— Start of Listed records —

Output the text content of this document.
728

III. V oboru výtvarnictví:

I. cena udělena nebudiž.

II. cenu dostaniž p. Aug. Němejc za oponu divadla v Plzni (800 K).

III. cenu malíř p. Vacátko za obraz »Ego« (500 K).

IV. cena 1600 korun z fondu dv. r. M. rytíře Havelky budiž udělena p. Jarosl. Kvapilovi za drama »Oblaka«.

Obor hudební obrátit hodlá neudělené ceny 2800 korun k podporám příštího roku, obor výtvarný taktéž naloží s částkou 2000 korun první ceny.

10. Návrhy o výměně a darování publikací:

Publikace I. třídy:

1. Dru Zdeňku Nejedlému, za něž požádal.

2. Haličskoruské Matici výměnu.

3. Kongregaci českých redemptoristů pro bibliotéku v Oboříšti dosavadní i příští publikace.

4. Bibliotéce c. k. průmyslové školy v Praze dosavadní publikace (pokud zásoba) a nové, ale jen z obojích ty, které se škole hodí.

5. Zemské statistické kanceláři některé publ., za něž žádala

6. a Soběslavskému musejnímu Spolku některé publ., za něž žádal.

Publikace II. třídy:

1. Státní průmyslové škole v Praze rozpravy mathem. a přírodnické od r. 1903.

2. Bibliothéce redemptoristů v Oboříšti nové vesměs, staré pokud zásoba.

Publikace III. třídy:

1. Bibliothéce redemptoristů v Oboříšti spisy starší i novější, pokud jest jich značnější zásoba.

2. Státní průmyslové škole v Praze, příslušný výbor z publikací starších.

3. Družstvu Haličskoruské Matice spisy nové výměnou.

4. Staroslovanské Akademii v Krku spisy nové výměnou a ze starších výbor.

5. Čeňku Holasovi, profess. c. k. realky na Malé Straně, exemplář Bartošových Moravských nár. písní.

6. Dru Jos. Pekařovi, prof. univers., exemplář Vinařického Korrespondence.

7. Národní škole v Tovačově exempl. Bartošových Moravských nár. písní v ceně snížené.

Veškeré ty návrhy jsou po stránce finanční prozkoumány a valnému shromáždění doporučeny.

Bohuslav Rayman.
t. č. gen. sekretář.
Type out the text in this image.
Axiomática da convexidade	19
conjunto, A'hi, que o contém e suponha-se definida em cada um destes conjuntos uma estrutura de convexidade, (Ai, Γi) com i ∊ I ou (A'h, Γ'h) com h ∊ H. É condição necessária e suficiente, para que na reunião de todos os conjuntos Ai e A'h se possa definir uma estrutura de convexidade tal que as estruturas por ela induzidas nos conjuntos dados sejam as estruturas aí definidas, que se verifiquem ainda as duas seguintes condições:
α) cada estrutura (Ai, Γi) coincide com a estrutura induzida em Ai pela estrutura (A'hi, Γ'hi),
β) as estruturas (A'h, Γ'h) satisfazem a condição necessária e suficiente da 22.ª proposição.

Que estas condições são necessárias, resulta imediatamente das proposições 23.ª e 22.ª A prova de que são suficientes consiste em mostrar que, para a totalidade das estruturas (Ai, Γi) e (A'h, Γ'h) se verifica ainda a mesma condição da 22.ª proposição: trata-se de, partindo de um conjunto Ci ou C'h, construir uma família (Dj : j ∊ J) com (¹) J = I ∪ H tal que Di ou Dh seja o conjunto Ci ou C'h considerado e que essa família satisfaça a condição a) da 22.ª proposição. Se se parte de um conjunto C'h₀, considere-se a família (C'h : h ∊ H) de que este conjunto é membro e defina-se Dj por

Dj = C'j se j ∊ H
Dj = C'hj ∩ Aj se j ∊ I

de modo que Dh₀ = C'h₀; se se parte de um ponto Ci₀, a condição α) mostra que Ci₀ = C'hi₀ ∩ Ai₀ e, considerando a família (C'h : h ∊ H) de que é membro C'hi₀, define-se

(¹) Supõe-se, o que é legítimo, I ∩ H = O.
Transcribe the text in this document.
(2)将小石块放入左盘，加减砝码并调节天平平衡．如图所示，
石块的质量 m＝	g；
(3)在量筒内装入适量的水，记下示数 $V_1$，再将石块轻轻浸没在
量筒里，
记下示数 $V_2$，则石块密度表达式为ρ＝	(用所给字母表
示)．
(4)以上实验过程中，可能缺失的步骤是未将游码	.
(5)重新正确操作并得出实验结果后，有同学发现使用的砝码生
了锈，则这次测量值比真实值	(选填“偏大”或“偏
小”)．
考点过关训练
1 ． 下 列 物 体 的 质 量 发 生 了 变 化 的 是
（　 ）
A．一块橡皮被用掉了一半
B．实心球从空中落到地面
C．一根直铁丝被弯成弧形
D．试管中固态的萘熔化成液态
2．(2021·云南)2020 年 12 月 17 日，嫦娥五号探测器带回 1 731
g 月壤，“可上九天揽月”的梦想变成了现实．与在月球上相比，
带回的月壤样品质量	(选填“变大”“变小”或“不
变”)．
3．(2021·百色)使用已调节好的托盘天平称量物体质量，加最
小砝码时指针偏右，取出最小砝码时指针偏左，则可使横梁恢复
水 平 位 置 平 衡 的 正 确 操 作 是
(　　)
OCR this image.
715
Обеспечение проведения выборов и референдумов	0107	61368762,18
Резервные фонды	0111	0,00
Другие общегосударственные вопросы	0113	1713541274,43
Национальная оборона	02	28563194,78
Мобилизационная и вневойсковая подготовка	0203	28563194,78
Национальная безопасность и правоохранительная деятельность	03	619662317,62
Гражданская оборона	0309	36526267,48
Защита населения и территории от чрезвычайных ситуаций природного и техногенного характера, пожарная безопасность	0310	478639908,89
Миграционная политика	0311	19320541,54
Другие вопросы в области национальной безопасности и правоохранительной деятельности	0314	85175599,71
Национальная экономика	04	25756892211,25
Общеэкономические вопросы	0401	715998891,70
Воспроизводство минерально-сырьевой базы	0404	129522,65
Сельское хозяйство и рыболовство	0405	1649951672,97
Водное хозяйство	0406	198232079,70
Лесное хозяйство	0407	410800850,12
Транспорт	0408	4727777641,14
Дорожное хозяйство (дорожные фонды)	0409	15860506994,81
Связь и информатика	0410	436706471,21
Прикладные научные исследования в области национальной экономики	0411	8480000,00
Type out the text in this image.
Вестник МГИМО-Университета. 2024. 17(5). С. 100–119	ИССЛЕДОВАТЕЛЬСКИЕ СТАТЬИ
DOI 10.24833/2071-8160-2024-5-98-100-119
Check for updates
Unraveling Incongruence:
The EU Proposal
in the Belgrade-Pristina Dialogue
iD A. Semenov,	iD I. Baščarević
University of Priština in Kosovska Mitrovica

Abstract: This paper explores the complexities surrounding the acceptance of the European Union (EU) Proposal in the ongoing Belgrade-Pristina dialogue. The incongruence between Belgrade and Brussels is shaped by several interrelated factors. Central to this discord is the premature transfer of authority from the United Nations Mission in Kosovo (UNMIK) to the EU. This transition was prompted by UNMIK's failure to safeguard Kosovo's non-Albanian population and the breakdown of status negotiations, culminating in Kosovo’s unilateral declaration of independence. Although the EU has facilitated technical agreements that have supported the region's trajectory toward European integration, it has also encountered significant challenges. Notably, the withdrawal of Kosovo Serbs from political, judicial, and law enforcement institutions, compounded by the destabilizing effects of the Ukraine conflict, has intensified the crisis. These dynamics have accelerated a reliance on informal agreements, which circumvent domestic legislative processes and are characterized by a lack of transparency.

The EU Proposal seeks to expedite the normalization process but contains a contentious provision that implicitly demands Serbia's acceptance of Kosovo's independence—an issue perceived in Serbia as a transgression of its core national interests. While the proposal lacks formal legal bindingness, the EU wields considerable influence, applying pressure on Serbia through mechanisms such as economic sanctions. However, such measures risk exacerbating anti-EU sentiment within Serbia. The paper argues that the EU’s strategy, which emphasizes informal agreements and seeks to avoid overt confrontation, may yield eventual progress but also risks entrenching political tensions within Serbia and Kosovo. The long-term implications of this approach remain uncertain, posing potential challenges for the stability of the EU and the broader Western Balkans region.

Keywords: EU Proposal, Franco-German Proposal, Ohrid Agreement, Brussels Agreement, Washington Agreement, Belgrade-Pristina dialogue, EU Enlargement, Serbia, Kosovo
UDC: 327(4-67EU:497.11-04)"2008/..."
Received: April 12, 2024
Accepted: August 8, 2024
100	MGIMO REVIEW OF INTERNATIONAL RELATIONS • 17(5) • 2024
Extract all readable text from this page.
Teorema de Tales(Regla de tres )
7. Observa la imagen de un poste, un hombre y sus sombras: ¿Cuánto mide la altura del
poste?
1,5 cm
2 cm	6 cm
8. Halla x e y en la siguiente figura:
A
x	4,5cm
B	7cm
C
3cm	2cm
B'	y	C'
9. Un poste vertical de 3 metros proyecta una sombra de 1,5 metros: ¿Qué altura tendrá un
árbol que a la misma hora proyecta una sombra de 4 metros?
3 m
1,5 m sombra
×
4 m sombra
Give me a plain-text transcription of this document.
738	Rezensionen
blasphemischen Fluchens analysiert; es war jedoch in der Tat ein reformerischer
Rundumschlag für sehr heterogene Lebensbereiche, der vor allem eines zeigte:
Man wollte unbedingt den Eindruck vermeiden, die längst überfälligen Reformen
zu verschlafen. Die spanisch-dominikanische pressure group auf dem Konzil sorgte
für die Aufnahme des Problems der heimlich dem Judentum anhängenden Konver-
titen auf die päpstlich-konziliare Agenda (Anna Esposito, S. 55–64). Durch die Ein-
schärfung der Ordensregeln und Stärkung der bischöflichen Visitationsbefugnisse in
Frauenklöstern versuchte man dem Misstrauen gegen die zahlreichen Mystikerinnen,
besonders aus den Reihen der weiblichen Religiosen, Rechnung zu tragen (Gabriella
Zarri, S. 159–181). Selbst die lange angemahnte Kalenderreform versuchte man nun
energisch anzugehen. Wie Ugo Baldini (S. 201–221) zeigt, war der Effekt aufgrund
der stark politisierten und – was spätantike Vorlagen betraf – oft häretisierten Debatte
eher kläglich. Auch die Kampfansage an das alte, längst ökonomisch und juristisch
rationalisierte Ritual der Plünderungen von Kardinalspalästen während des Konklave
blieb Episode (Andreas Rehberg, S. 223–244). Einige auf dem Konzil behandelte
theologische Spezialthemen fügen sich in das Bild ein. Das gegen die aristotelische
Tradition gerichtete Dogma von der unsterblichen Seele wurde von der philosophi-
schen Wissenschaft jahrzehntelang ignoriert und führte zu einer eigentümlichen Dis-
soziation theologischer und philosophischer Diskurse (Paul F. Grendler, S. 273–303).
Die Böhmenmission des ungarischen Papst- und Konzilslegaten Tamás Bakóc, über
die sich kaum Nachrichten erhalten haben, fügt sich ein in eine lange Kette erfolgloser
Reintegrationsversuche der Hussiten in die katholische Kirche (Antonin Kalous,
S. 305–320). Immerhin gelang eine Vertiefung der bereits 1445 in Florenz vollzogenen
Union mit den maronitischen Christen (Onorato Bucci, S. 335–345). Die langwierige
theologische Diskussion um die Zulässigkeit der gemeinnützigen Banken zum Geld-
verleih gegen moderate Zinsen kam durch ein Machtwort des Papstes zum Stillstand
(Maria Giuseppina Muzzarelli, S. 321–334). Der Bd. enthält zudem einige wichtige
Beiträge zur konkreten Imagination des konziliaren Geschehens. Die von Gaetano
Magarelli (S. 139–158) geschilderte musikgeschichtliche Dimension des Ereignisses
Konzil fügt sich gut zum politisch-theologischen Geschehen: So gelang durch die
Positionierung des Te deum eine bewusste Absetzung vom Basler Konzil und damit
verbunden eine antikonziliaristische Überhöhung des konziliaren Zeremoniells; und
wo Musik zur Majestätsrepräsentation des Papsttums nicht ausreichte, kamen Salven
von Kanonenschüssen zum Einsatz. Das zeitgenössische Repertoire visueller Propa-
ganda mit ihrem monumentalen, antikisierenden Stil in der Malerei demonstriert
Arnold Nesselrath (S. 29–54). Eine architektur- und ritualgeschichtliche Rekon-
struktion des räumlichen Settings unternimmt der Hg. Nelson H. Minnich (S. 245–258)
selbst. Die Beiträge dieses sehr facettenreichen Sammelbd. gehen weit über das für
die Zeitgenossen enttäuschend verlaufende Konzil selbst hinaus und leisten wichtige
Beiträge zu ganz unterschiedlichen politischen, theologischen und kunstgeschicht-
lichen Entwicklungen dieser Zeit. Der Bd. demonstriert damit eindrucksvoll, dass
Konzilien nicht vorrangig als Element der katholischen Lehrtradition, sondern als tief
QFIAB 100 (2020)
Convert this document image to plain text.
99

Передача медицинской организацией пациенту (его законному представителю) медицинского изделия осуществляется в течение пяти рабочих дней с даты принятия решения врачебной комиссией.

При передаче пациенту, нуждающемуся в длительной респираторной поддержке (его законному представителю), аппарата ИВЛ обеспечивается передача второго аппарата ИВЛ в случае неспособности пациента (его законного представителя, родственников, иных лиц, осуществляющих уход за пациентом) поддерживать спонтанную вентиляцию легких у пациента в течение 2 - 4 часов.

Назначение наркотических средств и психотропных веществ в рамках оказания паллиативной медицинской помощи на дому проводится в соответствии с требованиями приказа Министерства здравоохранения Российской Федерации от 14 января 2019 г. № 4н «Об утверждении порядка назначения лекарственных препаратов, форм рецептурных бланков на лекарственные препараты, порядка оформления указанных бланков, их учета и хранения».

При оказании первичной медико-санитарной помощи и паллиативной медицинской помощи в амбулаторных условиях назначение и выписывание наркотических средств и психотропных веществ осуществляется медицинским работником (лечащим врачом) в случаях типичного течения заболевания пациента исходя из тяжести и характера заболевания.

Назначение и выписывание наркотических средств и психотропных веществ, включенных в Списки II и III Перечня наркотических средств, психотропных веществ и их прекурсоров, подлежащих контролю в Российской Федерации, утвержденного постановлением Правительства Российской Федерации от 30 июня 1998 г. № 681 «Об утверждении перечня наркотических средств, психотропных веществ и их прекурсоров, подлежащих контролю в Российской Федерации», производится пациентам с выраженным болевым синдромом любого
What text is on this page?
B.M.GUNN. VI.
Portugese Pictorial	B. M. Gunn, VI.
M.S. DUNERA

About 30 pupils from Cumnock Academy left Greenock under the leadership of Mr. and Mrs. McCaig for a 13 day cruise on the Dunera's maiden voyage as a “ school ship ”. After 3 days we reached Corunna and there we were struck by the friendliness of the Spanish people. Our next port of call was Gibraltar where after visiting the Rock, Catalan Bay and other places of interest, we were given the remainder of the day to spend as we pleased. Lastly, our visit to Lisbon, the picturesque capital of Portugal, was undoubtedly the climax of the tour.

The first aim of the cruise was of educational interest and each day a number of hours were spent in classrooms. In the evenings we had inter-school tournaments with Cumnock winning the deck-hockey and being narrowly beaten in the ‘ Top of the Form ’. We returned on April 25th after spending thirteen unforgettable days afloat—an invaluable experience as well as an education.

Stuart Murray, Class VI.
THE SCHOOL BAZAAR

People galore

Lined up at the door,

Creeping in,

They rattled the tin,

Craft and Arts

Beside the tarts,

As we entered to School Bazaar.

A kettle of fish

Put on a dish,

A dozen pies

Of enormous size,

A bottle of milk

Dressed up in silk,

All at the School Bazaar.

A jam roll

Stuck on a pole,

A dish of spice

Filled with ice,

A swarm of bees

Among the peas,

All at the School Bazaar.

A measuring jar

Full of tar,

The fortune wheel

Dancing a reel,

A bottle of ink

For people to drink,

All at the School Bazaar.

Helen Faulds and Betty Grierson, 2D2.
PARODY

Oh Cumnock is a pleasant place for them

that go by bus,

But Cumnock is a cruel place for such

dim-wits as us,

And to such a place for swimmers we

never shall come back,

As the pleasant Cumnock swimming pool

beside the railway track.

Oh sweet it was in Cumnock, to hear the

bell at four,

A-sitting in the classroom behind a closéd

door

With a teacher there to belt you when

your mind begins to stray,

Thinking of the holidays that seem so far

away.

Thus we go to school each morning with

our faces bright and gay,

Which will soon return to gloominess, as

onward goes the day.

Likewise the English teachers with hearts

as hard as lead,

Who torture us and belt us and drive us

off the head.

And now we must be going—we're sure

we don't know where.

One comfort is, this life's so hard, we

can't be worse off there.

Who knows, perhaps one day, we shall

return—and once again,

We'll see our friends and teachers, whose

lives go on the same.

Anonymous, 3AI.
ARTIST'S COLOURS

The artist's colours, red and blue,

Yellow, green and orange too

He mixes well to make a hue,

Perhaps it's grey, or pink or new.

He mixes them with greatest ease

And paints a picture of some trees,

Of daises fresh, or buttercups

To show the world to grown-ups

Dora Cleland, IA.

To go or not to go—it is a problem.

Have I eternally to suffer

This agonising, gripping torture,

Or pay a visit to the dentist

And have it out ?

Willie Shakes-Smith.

— End of Listed records —

#### Work to be completed:
Copy each line of the listing that includes "pokud".

#### Solution for this exercise:
4. Bibliotéce c. k. průmyslové školy v Praze dosavadní publikace (pokud zásoba) a nové, ale jen z obojích ty, které se škole hodí.
2. Bibliothéce redemptoristů v Oboříšti nové vesměs, staré pokud zásoba.
1. Bibliothéce redemptoristů v Oboříšti spisy starší i novější, pokud jest jich značnější zásoba.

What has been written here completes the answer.